(Data items)
━━━
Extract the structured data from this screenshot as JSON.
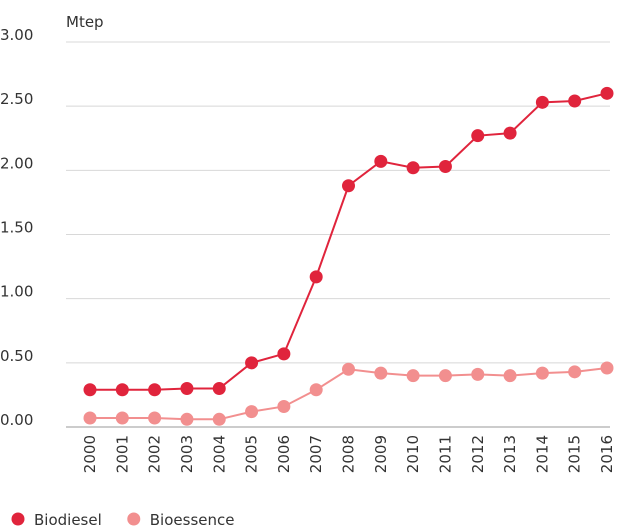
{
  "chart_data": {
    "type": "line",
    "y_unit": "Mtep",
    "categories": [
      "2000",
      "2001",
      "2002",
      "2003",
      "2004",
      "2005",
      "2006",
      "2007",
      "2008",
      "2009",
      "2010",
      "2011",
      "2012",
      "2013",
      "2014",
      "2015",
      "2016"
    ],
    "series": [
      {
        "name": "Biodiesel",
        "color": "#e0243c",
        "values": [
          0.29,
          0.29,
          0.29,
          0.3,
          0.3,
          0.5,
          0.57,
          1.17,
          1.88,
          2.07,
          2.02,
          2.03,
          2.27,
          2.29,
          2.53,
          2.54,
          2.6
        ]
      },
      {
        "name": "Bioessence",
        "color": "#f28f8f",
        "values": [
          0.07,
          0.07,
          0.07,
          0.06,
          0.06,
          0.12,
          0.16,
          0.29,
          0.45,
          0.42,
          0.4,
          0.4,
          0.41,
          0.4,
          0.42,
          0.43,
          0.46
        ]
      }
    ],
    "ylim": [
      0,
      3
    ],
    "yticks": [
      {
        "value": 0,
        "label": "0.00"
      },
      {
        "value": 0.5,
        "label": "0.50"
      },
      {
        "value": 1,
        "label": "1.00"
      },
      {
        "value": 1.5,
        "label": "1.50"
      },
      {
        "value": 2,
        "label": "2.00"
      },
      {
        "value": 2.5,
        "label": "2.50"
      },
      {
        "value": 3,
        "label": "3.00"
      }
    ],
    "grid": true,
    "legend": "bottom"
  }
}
━━━
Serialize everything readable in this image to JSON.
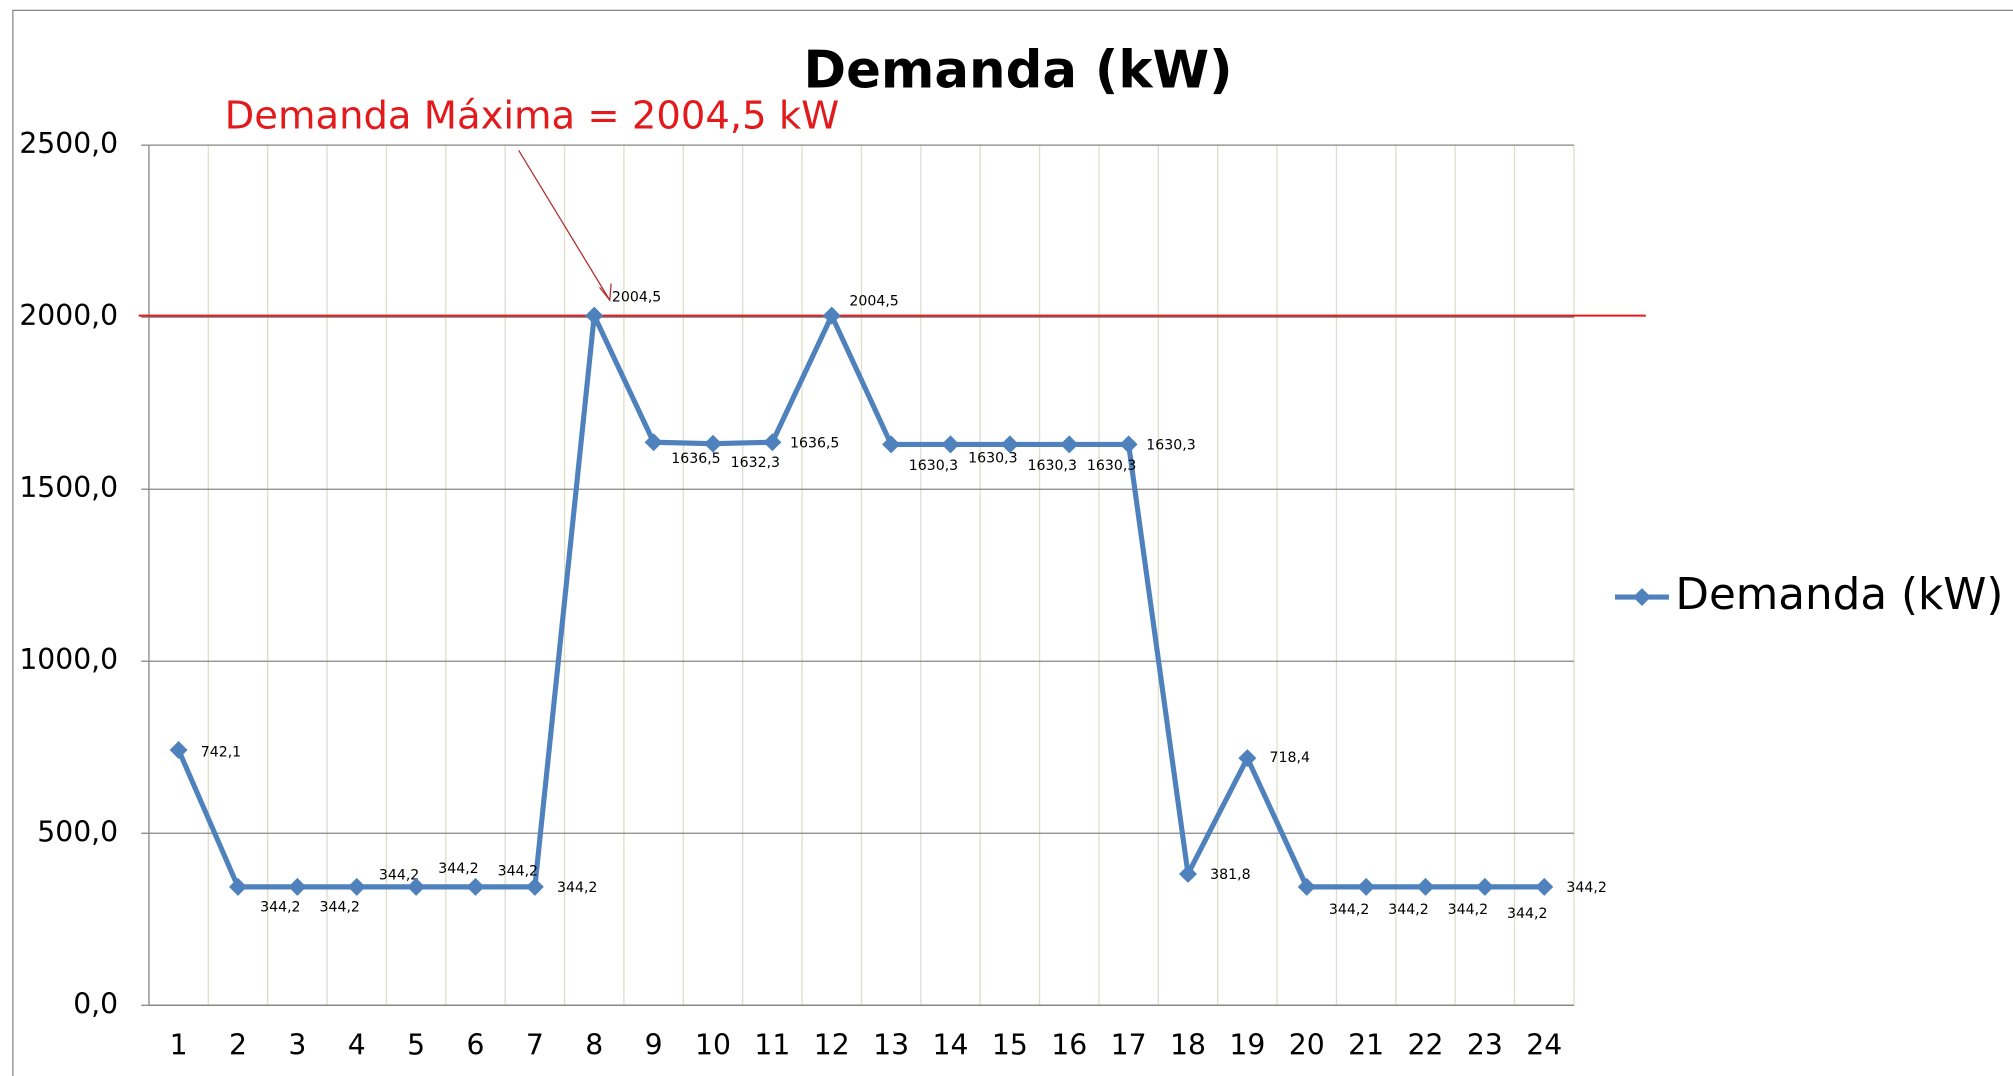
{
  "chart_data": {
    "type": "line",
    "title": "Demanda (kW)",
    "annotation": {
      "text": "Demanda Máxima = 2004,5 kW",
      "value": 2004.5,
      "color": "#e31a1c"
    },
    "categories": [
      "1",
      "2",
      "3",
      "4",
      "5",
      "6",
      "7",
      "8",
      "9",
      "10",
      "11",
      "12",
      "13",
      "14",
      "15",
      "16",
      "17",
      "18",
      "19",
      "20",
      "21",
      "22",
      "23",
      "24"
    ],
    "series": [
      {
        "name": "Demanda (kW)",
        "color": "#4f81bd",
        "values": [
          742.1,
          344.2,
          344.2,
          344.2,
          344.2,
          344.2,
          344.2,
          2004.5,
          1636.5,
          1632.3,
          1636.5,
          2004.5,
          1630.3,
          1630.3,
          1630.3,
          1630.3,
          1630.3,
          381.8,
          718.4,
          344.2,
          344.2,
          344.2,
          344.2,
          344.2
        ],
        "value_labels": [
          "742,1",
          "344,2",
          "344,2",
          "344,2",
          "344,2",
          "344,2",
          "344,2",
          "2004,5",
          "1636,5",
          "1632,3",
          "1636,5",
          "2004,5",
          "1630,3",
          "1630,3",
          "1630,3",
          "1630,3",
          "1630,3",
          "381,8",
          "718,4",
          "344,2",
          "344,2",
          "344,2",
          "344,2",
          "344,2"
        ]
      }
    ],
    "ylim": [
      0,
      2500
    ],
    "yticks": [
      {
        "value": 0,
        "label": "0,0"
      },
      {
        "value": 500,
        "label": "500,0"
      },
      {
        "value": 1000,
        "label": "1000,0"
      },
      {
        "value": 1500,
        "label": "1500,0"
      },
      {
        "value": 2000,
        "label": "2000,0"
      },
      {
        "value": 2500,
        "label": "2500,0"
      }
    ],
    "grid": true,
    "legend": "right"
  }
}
━━━
[Given instruction]: Reply with only the number of lines in the entries that contain the word "this".

[Task output]: 2